* [DOCUMENT SECTION]:
--
Afghan visit recalls series of setbacks

? What should have been a triumphant moment for President Bush in Afghanistan also served as a vivid reminder of setbacks in his war against terrorism. His visit came at a time of increasing violence and drug trafficking in the country. And Osama bin Laden remains at large, more than four years after Bush demanded his capture, “dead or alive.”

Skeptics

Bush, who likes to salute Afghanistan as a beacon for emerging democracies, had to confront that reality at a news conference in Kabul on Wednesday when two of the four questions put to him and Afghan President Hamid Karzai dealt with the fugitive architect of the Sept. 11, 2001, terror attacks.

“I am confident he will be brought to justice,” Bush said with a bravado not shared by many military analysts. Bush suggested the issue was “not a matter of if … but when.”

Bin Laden is widely believed to be in hiding in rugged, remote areas along the Pakistan-Afghanistan border, most likely in Pakistan.

“The problem is, the longer this goes on, the harder it becomes,” said Kurt Campbell, former deputy assistant secretary of defense for Asia and the Pacific. “The worst truth is that bin Laden is welcomed in much of Pakistan, and can hide out and be protected by the local community with something close to impunity,” he said.
--
* [DATA PROVIDED]:
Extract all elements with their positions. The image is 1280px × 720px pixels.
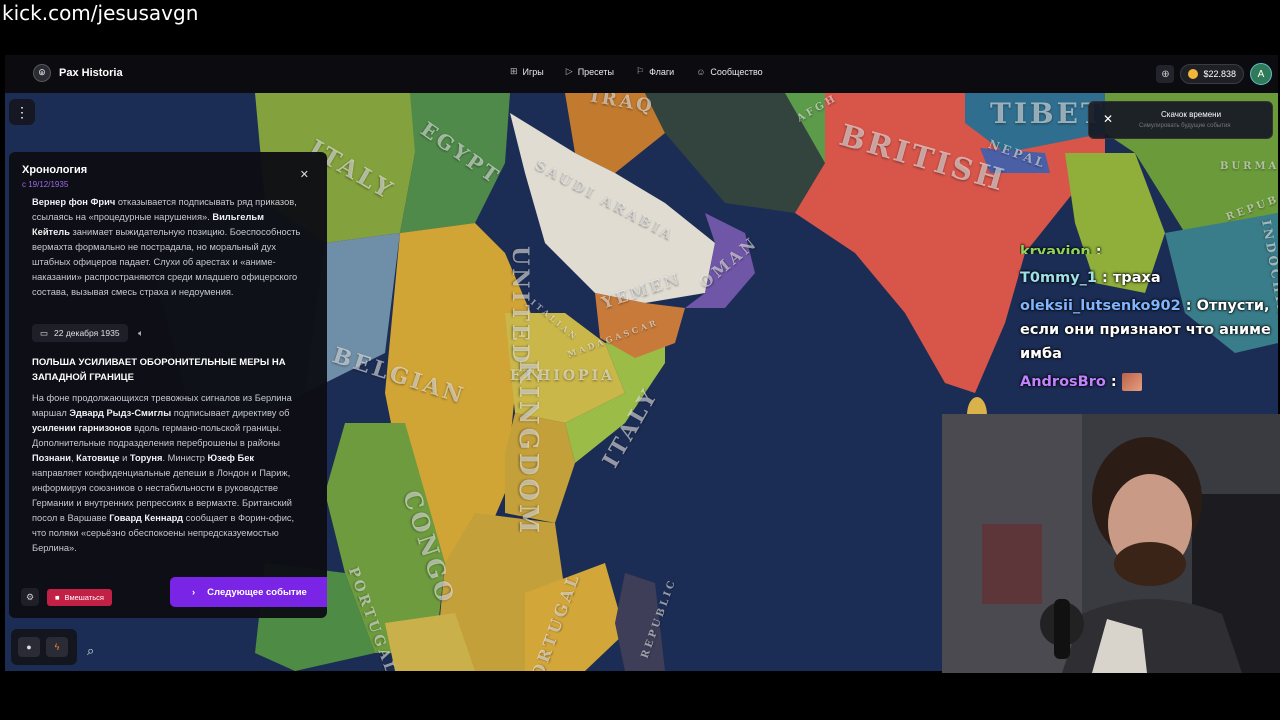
--
Print the passage of the article on Bush's Afghanistan visit starting with "Bush, who likes" and going on through "2001, terror attacks.", word for word. The data above stands apart from the article on Bush's Afghanistan visit.

* [TASK OUTPUT]:
Bush, who likes to salute Afghanistan as a beacon for emerging democracies, had to confront that reality at a news conference in Kabul on Wednesday when two of the four questions put to him and Afghan President Hamid Karzai dealt with the fugitive architect of the Sept. 11, 2001, terror attacks.